TASK TO CARRY OUT:
Each line below that includes the word "Difference" adds one to the count; give that count and nothing else.

LISTED ENTRIES:
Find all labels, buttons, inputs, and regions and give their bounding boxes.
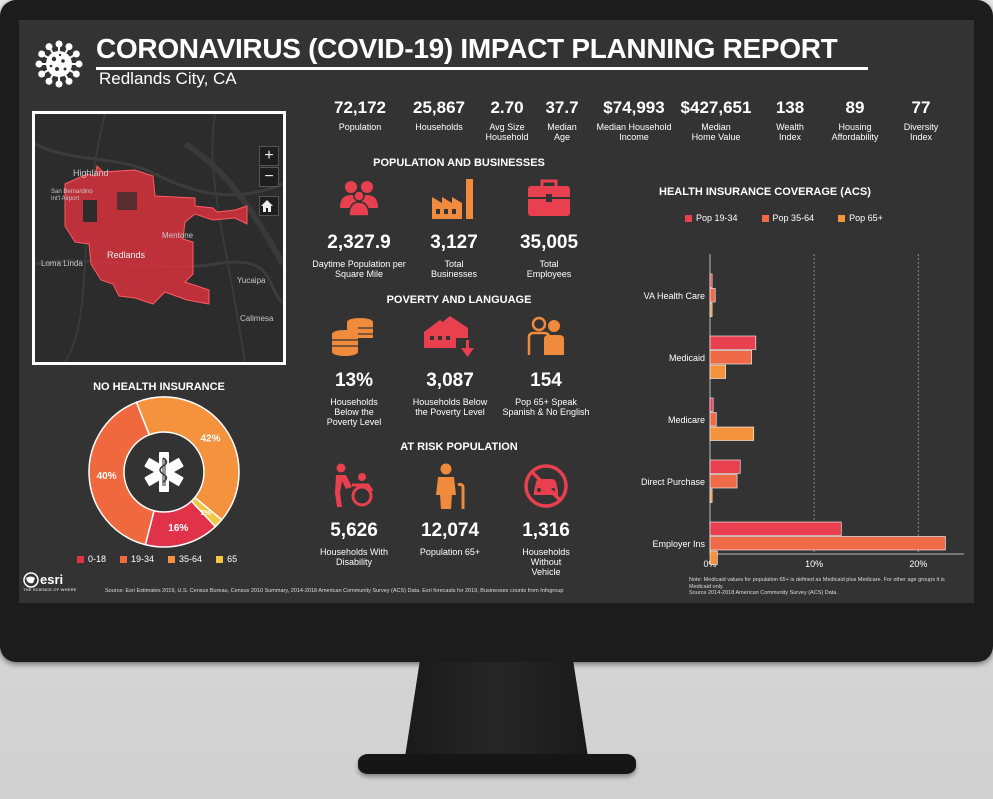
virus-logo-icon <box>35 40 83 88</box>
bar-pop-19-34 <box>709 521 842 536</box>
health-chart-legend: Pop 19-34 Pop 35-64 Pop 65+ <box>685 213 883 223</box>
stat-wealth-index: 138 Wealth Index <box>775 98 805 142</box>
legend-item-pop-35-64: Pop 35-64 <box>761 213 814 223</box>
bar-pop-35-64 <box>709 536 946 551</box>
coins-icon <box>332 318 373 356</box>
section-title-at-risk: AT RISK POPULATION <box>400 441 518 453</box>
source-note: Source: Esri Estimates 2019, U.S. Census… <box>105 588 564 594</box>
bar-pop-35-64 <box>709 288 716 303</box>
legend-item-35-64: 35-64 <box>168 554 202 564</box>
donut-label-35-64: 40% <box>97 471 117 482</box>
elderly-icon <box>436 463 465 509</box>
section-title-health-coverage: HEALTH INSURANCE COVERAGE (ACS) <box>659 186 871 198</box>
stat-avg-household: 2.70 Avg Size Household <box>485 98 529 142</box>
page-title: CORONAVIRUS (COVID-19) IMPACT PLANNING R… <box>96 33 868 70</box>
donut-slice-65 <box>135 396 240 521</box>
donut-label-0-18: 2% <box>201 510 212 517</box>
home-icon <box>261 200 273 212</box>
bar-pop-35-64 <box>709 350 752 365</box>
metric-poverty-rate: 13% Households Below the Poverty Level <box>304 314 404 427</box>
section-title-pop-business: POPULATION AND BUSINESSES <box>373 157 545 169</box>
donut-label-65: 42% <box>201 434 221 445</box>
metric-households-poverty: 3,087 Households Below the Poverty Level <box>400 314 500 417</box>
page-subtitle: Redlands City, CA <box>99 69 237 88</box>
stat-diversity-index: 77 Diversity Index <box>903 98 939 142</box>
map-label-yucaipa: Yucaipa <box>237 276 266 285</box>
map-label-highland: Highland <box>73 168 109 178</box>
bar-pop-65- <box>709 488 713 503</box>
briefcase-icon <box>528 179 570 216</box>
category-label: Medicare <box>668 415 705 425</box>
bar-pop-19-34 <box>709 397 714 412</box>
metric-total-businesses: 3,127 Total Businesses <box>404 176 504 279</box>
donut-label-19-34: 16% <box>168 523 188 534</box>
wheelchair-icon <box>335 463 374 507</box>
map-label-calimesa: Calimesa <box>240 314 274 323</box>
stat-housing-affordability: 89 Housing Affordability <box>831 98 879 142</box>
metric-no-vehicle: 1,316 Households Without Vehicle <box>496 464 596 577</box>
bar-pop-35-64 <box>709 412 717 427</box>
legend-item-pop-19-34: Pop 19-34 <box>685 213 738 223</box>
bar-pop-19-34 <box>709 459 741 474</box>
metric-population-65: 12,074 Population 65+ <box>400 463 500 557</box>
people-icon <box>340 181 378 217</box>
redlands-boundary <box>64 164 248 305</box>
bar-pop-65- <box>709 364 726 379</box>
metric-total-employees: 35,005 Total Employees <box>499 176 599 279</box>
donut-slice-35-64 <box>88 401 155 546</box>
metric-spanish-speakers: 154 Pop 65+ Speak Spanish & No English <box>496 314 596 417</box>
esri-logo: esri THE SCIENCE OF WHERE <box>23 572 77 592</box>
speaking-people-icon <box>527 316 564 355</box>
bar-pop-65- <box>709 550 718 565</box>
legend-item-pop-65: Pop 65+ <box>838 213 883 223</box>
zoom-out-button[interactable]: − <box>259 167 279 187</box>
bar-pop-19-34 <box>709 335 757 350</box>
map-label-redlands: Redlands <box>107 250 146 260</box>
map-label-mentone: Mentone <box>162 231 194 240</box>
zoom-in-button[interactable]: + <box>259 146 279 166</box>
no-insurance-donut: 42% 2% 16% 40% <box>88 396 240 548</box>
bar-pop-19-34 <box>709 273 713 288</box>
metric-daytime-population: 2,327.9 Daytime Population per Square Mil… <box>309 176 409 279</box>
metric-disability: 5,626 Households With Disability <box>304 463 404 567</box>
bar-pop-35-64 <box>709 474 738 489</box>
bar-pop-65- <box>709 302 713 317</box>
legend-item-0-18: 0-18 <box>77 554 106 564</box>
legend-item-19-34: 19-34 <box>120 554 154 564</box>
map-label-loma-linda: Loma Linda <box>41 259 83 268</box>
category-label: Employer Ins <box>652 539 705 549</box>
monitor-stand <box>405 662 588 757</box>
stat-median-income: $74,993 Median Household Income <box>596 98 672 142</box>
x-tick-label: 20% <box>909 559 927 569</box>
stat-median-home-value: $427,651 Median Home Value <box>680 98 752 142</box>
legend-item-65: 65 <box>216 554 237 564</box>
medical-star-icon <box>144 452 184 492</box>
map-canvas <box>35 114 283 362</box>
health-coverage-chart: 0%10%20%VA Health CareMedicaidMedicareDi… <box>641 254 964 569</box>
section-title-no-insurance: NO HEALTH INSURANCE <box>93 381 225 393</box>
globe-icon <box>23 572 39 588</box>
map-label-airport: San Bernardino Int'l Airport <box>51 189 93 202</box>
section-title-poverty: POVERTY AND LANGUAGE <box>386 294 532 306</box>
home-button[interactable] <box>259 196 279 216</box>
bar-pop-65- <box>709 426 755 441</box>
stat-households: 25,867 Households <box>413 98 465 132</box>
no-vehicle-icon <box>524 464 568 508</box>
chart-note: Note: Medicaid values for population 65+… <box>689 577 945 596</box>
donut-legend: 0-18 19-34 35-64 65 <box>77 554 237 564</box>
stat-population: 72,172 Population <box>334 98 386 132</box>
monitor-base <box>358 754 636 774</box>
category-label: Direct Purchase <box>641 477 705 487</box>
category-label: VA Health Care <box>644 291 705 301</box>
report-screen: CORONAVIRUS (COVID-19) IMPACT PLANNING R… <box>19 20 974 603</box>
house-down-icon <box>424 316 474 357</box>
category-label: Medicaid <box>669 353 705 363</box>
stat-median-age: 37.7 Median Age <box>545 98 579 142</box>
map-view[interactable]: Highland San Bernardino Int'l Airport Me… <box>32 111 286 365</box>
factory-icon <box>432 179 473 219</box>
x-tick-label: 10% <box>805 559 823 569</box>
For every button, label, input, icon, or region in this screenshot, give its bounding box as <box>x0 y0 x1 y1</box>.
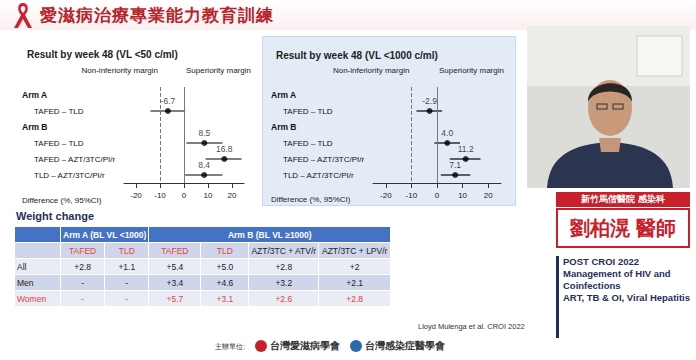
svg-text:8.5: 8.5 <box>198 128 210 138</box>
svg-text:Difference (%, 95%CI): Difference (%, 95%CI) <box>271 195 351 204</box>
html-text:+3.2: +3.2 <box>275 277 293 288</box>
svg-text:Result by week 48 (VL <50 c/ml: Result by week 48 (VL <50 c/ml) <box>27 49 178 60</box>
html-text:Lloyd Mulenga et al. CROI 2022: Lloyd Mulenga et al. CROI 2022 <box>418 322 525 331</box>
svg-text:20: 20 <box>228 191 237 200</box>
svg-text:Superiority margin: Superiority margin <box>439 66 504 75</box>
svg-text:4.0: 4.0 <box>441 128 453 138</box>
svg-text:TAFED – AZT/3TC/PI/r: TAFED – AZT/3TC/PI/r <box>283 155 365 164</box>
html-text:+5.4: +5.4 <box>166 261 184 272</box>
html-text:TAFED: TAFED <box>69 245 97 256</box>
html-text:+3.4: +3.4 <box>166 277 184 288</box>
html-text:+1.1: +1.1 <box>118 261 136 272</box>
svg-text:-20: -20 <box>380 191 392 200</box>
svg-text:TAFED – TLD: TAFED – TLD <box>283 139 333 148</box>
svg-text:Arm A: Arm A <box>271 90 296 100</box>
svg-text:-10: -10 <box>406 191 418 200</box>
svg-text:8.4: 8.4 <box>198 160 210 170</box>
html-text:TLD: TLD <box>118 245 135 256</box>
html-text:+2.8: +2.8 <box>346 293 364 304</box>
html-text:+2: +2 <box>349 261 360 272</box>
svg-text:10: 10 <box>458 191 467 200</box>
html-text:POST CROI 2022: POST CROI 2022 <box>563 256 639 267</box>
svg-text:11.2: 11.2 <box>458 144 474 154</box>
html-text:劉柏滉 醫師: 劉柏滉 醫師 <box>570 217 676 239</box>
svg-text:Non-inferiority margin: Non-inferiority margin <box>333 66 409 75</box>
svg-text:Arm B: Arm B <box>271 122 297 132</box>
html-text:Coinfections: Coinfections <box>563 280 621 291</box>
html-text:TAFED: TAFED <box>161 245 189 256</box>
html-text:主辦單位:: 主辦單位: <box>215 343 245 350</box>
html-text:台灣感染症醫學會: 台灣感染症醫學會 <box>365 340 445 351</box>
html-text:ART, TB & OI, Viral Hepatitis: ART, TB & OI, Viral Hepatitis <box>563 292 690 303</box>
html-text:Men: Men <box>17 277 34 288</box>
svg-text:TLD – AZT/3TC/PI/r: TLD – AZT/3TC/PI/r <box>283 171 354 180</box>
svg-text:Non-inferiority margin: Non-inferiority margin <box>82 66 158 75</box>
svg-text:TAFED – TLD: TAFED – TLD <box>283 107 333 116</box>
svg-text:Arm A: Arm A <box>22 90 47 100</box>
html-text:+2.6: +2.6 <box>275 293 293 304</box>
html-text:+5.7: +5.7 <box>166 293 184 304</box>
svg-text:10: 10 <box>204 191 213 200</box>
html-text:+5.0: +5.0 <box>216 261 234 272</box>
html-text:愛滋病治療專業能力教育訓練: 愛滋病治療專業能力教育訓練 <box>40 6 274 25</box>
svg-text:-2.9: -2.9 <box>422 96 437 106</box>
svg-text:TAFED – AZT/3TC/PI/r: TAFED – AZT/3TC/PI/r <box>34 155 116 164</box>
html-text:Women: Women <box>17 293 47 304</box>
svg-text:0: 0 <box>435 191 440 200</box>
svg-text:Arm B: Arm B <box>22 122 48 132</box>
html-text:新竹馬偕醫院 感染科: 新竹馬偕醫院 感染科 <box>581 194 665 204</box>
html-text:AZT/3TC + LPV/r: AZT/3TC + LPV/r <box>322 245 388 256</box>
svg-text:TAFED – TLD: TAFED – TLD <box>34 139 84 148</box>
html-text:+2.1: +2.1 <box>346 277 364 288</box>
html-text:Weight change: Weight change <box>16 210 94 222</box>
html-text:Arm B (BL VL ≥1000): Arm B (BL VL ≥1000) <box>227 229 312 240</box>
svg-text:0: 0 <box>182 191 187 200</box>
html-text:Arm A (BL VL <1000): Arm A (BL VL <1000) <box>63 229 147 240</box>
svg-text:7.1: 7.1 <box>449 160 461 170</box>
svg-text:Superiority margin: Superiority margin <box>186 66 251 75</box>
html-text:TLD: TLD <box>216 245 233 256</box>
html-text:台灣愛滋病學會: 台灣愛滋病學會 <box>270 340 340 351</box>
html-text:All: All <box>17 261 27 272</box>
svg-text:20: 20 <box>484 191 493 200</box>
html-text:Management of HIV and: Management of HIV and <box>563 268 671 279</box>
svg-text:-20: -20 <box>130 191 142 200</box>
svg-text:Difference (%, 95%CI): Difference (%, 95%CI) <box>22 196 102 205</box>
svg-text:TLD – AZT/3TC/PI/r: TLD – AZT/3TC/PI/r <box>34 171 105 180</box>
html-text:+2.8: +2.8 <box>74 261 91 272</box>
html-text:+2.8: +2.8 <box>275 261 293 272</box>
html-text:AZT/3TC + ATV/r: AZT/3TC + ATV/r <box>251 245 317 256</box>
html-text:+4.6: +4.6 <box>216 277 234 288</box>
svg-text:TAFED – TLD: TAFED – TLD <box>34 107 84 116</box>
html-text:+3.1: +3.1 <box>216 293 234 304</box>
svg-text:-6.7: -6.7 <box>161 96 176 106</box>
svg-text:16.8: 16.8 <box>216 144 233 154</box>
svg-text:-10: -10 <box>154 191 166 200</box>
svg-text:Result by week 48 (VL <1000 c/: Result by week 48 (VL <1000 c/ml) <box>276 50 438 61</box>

SOLUTION TO THIS TASK:
2